WHAT YOU SHOULD DO
Copy each line exactly. Drop every picture.

DATA LISTING
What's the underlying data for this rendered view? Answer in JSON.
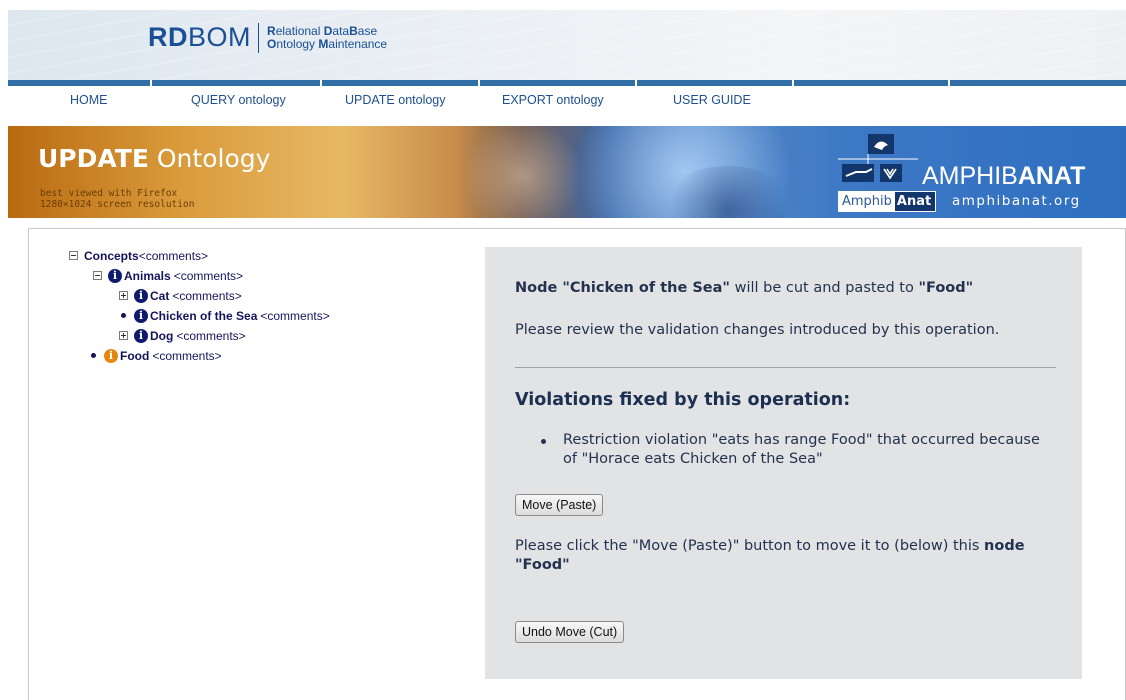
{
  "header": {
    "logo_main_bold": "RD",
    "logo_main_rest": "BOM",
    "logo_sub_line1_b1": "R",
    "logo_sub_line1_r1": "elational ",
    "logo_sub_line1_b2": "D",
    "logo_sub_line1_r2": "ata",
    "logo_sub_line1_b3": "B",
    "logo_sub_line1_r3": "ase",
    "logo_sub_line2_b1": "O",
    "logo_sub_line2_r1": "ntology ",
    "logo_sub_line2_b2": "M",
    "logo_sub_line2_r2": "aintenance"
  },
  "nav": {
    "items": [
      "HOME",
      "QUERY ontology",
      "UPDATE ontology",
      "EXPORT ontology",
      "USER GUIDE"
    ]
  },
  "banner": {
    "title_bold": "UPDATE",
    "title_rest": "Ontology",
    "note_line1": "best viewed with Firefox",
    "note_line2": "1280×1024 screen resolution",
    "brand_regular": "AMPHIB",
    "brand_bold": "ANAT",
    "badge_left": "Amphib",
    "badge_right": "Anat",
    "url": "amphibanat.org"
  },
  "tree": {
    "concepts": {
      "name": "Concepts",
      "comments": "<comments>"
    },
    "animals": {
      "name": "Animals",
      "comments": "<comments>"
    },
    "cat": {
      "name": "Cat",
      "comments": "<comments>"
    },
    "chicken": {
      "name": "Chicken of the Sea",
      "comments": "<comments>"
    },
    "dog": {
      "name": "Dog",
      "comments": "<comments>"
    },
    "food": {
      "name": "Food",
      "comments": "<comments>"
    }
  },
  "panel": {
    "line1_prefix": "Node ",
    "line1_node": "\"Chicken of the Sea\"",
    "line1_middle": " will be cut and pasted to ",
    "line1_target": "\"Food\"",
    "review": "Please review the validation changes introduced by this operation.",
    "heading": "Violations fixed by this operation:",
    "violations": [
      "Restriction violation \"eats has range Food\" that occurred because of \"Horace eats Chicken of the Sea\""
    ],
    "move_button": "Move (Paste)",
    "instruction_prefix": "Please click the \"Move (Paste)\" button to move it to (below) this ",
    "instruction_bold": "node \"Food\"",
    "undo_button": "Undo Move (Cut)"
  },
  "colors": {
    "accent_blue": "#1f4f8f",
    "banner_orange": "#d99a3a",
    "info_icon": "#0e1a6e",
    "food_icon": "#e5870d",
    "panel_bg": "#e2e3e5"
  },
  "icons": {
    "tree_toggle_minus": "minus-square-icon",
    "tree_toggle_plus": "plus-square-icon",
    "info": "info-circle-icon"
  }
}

RESULT OF THE TASK
What's the underlying data for this rendered view? Answer in JSON.
{
  "header": {
    "logo_main_bold": "RD",
    "logo_main_rest": "BOM",
    "logo_sub_line1_b1": "R",
    "logo_sub_line1_r1": "elational ",
    "logo_sub_line1_b2": "D",
    "logo_sub_line1_r2": "ata",
    "logo_sub_line1_b3": "B",
    "logo_sub_line1_r3": "ase",
    "logo_sub_line2_b1": "O",
    "logo_sub_line2_r1": "ntology ",
    "logo_sub_line2_b2": "M",
    "logo_sub_line2_r2": "aintenance"
  },
  "nav": {
    "items": [
      "HOME",
      "QUERY ontology",
      "UPDATE ontology",
      "EXPORT ontology",
      "USER GUIDE"
    ]
  },
  "banner": {
    "title_bold": "UPDATE",
    "title_rest": "Ontology",
    "note_line1": "best viewed with Firefox",
    "note_line2": "1280×1024 screen resolution",
    "brand_regular": "AMPHIB",
    "brand_bold": "ANAT",
    "badge_left": "Amphib",
    "badge_right": "Anat",
    "url": "amphibanat.org"
  },
  "tree": {
    "concepts": {
      "name": "Concepts",
      "comments": "<comments>"
    },
    "animals": {
      "name": "Animals",
      "comments": "<comments>"
    },
    "cat": {
      "name": "Cat",
      "comments": "<comments>"
    },
    "chicken": {
      "name": "Chicken of the Sea",
      "comments": "<comments>"
    },
    "dog": {
      "name": "Dog",
      "comments": "<comments>"
    },
    "food": {
      "name": "Food",
      "comments": "<comments>"
    }
  },
  "panel": {
    "line1_prefix": "Node ",
    "line1_node": "\"Chicken of the Sea\"",
    "line1_middle": " will be cut and pasted to ",
    "line1_target": "\"Food\"",
    "review": "Please review the validation changes introduced by this operation.",
    "heading": "Violations fixed by this operation:",
    "violations": [
      "Restriction violation \"eats has range Food\" that occurred because of \"Horace eats Chicken of the Sea\""
    ],
    "move_button": "Move (Paste)",
    "instruction_prefix": "Please click the \"Move (Paste)\" button to move it to (below) this ",
    "instruction_bold": "node \"Food\"",
    "undo_button": "Undo Move (Cut)"
  },
  "colors": {
    "accent_blue": "#1f4f8f",
    "banner_orange": "#d99a3a",
    "info_icon": "#0e1a6e",
    "food_icon": "#e5870d",
    "panel_bg": "#e2e3e5"
  },
  "icons": {
    "tree_toggle_minus": "minus-square-icon",
    "tree_toggle_plus": "plus-square-icon",
    "info": "info-circle-icon"
  }
}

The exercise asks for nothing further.